**Exercise instructions:**
Rewrite the passage of the blog comments that starts at "It feels like" and ends at "than we Christians.", switching "exhausted" to "worn out".


  2. I have always loved this parable! It gives me comfort and eases my spirit when I am struggling with fellow Christians who, for whatever reason, can not be open to simply accepting other religions. Accepting without judgment or prejudice. Seems it should be a simple thing to do - but clearly it is not.

  3. I find it often disheartening that our Christian family needs this lesson so badly.

  4. I like that parapble, too, and Hebrews 13:2 is one of my favorite quotes from the Bible.

    It feels like this country has been in non-stop argument mode ever since Ronald Reagan. I think people are getting exhausted by it.

  5. Tolerance is something we would all do well to develop. It's so easy to make judgments. I am constantly saying three little words to myself whenever I am tempted to judge: "All God's Children".


  6. great post i found you some how looking for things on our sons birth defects esophageal atresia. I wish you the best and god bless

  7. That's a beautiful story. May I ask where you got it? I wonder if it comes from the same source that had Abraham breaking the idols in Ur before he left.

    I picked up a book called Pagans and Christians today. What a way to find common ground. Although I'm no pagan, I enjoy spending time with them--they have an interesting way of approaching the Divine, often with far more reverence than we Christians.

    The quote from the Koran was great. Abraham is the father of many nations.

    Oh, please tell Alex that Artemis is recovering from the fleas. But I forgot to tell him that she never goes outside, so we don't know how she got them. I suspect she had the eggs on her when we first got her as a kitten.

  8. Geez Nick, I commented but it didn't post, so I will try again...

    Asked if you could site the source for the story - an excellent one, btw...

**Data supplied:**
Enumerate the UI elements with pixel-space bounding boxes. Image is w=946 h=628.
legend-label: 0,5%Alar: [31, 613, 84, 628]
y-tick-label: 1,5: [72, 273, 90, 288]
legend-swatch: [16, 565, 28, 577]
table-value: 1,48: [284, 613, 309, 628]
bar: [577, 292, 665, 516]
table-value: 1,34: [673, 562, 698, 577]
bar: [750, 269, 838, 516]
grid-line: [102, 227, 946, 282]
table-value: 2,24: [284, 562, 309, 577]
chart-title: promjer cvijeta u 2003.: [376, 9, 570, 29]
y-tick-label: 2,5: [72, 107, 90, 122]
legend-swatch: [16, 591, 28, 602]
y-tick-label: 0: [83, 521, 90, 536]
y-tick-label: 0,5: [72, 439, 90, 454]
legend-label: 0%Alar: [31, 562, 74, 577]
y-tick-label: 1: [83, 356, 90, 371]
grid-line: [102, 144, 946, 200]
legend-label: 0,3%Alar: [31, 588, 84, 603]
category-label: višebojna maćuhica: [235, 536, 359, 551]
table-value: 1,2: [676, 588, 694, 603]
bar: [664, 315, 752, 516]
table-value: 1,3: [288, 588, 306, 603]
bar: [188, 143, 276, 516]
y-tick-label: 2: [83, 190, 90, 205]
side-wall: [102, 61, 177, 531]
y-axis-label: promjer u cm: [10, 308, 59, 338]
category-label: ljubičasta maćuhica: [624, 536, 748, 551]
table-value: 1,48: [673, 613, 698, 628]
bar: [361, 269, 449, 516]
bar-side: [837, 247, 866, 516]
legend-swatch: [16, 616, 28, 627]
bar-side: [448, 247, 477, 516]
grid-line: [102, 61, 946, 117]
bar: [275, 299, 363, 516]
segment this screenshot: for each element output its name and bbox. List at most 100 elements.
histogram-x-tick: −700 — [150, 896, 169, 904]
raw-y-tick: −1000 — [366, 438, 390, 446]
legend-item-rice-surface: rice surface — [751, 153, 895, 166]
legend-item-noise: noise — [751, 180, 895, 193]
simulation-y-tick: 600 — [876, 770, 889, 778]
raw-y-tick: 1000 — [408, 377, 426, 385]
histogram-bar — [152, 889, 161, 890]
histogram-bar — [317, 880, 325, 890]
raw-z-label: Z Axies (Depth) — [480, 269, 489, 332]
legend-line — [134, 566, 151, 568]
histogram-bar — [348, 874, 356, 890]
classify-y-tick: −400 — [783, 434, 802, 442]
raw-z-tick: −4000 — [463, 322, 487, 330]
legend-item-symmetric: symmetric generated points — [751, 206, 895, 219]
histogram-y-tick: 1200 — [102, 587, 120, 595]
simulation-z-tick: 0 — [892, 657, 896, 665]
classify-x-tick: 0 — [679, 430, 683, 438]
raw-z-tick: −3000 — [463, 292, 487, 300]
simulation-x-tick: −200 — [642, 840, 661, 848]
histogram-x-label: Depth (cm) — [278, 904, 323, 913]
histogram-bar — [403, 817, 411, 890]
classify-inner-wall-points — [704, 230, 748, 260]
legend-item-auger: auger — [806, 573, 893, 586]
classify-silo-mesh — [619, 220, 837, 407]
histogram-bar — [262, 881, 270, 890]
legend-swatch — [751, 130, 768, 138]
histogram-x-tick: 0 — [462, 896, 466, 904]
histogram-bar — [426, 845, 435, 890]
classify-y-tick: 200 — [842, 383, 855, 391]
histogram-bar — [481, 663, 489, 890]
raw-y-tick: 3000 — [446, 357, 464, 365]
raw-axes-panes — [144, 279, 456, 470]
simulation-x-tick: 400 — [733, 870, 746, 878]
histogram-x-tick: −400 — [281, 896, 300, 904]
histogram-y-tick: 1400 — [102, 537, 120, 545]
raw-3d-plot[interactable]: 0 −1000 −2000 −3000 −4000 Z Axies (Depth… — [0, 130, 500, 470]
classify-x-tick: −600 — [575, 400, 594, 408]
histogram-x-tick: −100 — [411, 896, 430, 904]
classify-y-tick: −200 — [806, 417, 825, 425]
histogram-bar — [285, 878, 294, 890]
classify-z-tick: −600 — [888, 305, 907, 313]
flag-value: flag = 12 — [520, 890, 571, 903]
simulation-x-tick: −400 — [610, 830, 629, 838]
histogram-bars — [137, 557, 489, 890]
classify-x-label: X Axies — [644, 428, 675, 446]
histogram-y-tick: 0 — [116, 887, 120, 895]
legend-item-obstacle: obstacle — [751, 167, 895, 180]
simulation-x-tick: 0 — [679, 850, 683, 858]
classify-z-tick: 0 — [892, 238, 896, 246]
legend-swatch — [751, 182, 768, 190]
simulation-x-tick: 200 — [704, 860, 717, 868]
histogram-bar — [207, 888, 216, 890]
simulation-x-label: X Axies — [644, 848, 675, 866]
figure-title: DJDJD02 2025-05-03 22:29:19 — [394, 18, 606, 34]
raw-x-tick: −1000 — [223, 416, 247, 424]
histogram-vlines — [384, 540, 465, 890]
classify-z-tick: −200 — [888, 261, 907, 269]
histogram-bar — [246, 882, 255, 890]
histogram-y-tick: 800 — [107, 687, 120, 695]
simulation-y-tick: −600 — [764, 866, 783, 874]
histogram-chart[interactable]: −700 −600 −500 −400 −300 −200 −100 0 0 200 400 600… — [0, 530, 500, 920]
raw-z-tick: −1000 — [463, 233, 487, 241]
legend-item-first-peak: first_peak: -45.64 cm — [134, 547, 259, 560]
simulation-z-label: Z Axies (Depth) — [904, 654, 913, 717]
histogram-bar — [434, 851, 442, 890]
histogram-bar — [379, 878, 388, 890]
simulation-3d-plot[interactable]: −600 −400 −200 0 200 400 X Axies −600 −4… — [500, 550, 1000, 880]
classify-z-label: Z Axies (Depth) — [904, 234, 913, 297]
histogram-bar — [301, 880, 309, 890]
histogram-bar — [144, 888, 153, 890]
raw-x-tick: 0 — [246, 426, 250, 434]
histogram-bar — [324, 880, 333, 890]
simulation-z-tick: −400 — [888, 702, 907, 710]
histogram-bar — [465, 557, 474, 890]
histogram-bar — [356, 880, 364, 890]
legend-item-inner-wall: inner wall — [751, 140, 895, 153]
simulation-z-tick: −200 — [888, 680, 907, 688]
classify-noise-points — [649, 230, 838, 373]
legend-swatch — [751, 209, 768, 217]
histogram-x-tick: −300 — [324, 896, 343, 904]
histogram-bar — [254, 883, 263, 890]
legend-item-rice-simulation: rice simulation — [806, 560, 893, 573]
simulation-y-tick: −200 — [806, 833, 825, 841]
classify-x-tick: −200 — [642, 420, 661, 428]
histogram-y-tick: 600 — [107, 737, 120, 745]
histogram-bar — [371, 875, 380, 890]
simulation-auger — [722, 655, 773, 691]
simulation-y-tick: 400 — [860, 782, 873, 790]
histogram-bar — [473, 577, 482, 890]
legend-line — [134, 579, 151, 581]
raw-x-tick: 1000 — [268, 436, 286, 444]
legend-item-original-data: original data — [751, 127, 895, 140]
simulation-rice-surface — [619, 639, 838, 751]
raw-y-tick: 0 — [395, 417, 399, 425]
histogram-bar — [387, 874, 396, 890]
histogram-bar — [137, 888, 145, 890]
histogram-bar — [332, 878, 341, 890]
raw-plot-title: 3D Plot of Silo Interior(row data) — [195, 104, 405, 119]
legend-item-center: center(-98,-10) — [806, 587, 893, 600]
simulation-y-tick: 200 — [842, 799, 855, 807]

**Finished exercise:**
It feels like this country has been in non-stop argument mode ever since Ronald Reagan. I think people are getting worn out by it.

  5. Tolerance is something we would all do well to develop. It's so easy to make judgments. I am constantly saying three little words to myself whenever I am tempted to judge: "All God's Children".


  6. great post i found you some how looking for things on our sons birth defects esophageal atresia. I wish you the best and god bless

  7. That's a beautiful story. May I ask where you got it? I wonder if it comes from the same source that had Abraham breaking the idols in Ur before he left.

    I picked up a book called Pagans and Christians today. What a way to find common ground. Although I'm no pagan, I enjoy spending time with them--they have an interesting way of approaching the Divine, often with far more reverence than we Christians.